**Task to complete**. Among the entries below, find the lines with "this" and copy them.

**Records for the exercise**.
-=-=-

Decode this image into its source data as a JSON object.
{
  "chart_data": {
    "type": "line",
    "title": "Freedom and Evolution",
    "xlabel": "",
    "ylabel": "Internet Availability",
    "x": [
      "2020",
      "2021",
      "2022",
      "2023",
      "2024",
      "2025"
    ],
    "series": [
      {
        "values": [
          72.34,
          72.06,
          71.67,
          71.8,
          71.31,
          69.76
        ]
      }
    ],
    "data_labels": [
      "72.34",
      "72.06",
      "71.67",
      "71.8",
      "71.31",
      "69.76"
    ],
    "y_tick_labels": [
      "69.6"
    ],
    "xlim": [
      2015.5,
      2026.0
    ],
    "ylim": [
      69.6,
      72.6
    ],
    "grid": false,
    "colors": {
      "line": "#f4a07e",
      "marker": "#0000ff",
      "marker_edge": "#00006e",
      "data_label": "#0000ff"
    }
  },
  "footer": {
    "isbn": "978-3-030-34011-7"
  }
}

-=-=-

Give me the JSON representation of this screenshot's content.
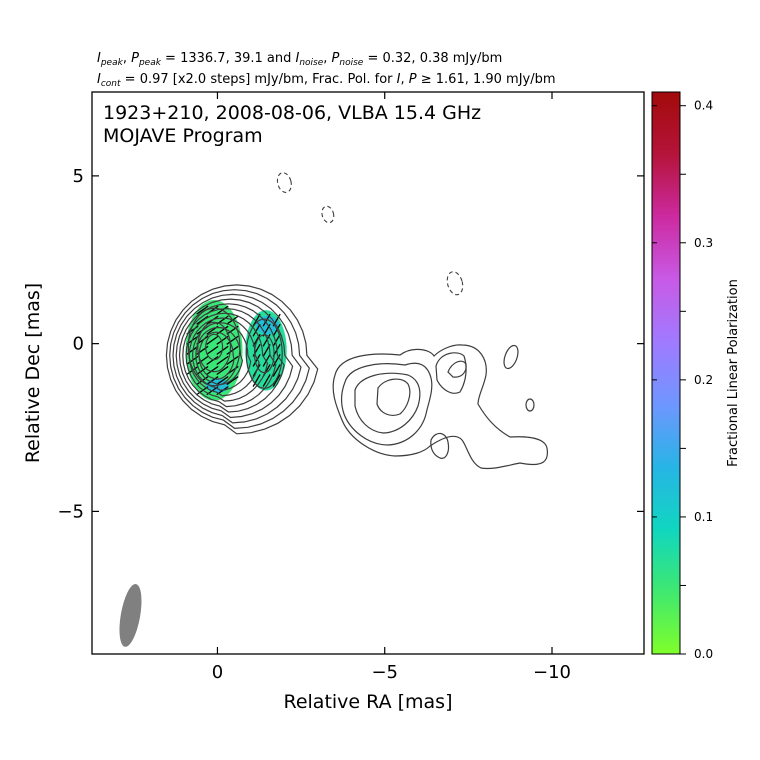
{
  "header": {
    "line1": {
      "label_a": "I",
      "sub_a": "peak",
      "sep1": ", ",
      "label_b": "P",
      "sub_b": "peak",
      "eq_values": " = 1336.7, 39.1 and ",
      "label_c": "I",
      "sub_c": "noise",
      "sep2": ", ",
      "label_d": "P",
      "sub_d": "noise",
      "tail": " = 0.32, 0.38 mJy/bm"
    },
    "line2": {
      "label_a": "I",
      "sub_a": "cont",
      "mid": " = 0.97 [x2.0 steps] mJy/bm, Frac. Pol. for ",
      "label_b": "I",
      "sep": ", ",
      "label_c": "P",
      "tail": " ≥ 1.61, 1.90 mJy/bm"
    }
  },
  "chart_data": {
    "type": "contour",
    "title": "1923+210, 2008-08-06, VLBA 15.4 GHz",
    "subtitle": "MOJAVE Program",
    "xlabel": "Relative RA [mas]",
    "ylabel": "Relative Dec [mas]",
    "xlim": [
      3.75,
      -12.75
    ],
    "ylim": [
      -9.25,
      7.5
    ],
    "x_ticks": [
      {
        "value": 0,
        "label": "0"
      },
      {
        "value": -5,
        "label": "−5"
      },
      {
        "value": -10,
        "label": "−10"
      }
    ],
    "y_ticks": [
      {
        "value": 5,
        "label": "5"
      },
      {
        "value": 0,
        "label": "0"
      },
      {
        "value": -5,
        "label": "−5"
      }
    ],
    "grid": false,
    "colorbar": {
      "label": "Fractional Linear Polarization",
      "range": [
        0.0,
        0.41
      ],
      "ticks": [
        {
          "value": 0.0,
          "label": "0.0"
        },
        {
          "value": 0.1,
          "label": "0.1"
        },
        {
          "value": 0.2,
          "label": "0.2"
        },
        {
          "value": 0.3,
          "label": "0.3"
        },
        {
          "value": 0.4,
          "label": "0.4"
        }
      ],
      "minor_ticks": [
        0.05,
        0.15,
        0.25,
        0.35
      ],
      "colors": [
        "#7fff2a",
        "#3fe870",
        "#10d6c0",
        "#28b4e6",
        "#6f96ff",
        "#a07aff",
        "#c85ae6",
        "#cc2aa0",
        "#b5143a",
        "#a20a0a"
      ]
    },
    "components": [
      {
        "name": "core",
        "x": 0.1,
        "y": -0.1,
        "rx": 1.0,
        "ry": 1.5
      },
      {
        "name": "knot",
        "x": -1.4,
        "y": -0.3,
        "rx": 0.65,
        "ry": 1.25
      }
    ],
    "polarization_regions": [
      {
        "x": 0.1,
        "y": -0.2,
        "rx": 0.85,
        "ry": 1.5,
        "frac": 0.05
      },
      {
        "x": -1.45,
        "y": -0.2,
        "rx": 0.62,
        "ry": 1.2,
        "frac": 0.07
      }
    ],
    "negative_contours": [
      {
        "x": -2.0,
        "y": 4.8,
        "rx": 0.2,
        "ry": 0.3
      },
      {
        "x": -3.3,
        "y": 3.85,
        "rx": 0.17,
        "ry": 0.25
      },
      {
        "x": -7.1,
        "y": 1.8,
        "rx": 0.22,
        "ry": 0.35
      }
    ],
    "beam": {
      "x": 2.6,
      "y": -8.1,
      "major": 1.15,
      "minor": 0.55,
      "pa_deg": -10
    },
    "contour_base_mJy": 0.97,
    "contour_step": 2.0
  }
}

-=-=-

**Task answer**.
Decode this image into its source data as a JSON object.
Give me the JSON representation of this screenshot's content.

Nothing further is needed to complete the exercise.